-- START RECORDS FOR THE EXERCISE --
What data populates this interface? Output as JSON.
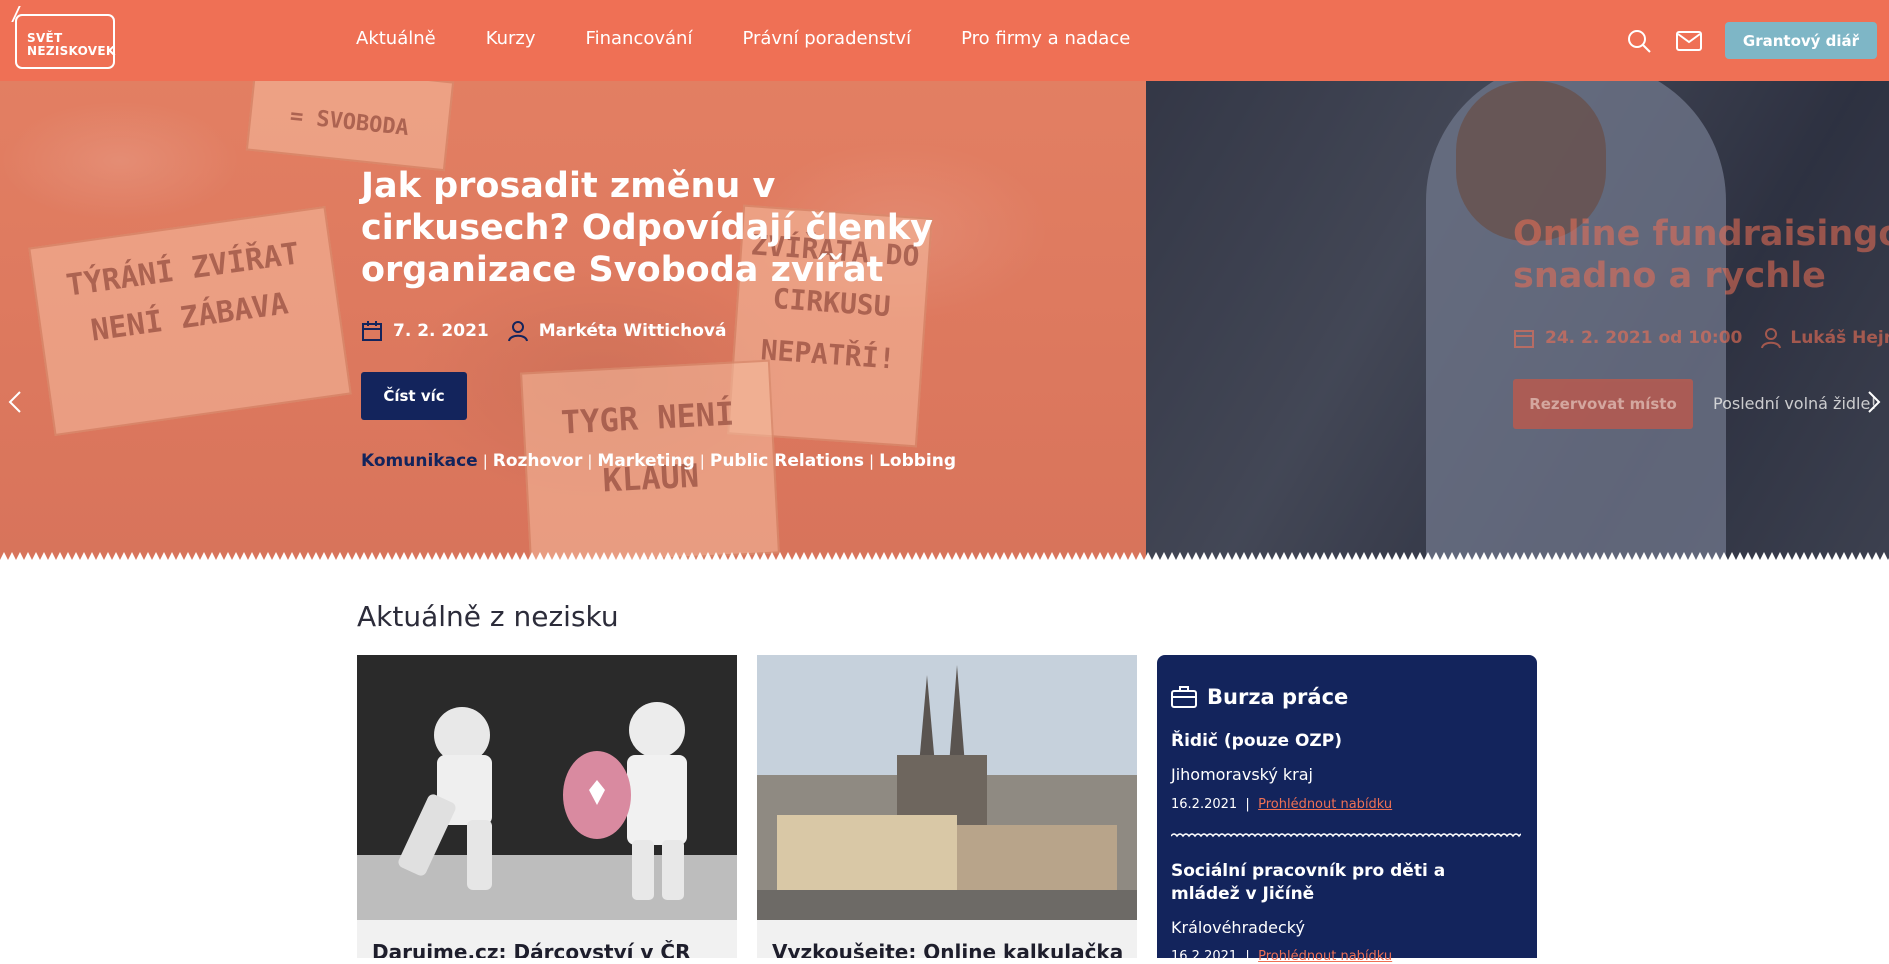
{
  "header": {
    "logo_line1": "SVĚT",
    "logo_line2": "NEZISKOVEK",
    "nav": [
      "Aktuálně",
      "Kurzy",
      "Financování",
      "Právní poradenství",
      "Pro firmy a nadace"
    ],
    "cta_label": "Grantový diář",
    "colors": {
      "brand": "#ef7055",
      "navy": "#13245c",
      "cta": "#7eb6c6"
    }
  },
  "hero": {
    "slide1": {
      "title": "Jak prosadit změnu v cirkusech? Odpovídají členky organizace Svoboda zvířat",
      "date": "7. 2. 2021",
      "author": "Markéta Wittichová",
      "button": "Číst víc",
      "tags": [
        "Komunikace",
        "Rozhovor",
        "Marketing",
        "Public Relations",
        "Lobbing"
      ],
      "signs": [
        "TÝRÁNÍ ZVÍŘAT NENÍ ZÁBAVA",
        "ZVÍŘATA DO CIRKUSU NEPATŘÍ!",
        "TYGR NENÍ KLAUN",
        "= SVOBODA"
      ]
    },
    "slide2": {
      "title_line1": "Online fundraisingový",
      "title_line2": "snadno a rychle",
      "date": "24. 2. 2021 od 10:00",
      "author": "Lukáš Hejna, Jo",
      "button": "Rezervovat místo",
      "note": "Poslední volná židle!"
    }
  },
  "section": {
    "title": "Aktuálně z nezisku",
    "cards": [
      {
        "title": "Darujme.cz: Dárcovství v ČR"
      },
      {
        "title": "Vyzkoušejte: Online kalkulačka"
      }
    ]
  },
  "jobs": {
    "heading": "Burza práce",
    "items": [
      {
        "title": "Řidič (pouze OZP)",
        "region": "Jihomoravský kraj",
        "date": "16.2.2021",
        "link": "Prohlédnout nabídku"
      },
      {
        "title": "Sociální pracovník pro děti a mládež v Jičíně",
        "region": "Královéhradecký",
        "date": "16.2.2021",
        "link": "Prohlédnout nabídku"
      }
    ]
  }
}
-- END RECORDS FOR THE EXERCISE --
#### PROBLEM REQUIREMENTS:
Copy every line of the listing containing the string "NENÍ".

#### FINISHED EXERCISE:
        "TÝRÁNÍ ZVÍŘAT NENÍ ZÁBAVA",
        "TYGR NENÍ KLAUN",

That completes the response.